Instruction:
Filter the listing below, copying every line in which the word "你尊敬老师" appears.

----- Record list -----

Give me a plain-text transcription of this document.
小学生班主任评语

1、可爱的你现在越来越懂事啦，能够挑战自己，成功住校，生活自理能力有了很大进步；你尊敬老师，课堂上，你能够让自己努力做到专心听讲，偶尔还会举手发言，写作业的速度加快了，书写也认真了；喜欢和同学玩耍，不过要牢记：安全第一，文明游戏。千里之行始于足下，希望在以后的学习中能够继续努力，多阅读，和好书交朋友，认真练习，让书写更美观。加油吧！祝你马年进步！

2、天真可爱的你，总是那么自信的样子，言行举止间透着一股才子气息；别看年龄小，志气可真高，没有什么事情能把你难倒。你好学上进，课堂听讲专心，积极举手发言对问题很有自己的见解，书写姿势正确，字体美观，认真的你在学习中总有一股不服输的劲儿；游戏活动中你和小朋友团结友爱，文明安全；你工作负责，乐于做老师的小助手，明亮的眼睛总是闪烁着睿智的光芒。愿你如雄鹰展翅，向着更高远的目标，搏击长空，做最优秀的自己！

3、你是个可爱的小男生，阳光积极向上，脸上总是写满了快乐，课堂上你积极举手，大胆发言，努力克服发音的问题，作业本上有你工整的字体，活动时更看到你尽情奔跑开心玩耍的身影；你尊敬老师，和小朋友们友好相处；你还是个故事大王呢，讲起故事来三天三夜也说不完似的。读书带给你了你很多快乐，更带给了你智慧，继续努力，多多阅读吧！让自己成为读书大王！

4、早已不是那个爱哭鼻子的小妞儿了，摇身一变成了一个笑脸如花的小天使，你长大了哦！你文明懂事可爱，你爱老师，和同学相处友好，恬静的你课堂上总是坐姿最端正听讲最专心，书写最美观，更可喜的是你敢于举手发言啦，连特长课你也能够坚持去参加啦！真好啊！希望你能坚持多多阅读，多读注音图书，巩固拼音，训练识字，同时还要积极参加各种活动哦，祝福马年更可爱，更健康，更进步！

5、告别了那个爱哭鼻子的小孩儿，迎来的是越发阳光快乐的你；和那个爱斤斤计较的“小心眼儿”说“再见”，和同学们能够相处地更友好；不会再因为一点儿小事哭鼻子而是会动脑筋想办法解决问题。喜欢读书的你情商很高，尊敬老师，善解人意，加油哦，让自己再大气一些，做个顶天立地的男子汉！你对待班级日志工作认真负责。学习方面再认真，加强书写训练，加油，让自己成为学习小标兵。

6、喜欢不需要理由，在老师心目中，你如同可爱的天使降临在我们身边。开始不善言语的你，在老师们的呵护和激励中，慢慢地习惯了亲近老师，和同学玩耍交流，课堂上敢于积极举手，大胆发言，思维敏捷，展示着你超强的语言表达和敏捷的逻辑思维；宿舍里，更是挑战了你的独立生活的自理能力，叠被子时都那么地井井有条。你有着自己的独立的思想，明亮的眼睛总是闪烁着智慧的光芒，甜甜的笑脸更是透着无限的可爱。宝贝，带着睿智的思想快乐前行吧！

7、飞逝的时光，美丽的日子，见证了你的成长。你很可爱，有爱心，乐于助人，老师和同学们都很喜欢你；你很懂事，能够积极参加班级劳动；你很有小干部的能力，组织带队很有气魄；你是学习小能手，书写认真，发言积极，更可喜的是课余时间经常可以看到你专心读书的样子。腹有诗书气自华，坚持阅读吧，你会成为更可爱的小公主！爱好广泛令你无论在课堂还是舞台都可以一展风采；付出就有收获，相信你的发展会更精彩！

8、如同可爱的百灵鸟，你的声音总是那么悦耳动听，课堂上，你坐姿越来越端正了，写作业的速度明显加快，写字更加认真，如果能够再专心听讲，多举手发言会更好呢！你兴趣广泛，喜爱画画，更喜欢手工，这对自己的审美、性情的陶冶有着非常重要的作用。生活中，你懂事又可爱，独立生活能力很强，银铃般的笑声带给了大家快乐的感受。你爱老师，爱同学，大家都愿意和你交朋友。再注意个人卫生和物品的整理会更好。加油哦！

-----

Expected answer:
1、可爱的你现在越来越懂事啦，能够挑战自己，成功住校，生活自理能力有了很大进步；你尊敬老师，课堂上，你能够让自己努力做到专心听讲，偶尔还会举手发言，写作业的速度加快了，书写也认真了；喜欢和同学玩耍，不过要牢记：安全第一，文明游戏。千里之行始于足下，希望在以后的学习中能够继续努力，多阅读，和好书交朋友，认真练习，让书写更美观。加油吧！祝你马年进步！
3、你是个可爱的小男生，阳光积极向上，脸上总是写满了快乐，课堂上你积极举手，大胆发言，努力克服发音的问题，作业本上有你工整的字体，活动时更看到你尽情奔跑开心玩耍的身影；你尊敬老师，和小朋友们友好相处；你还是个故事大王呢，讲起故事来三天三夜也说不完似的。读书带给你了你很多快乐，更带给了你智慧，继续努力，多多阅读吧！让自己成为读书大王！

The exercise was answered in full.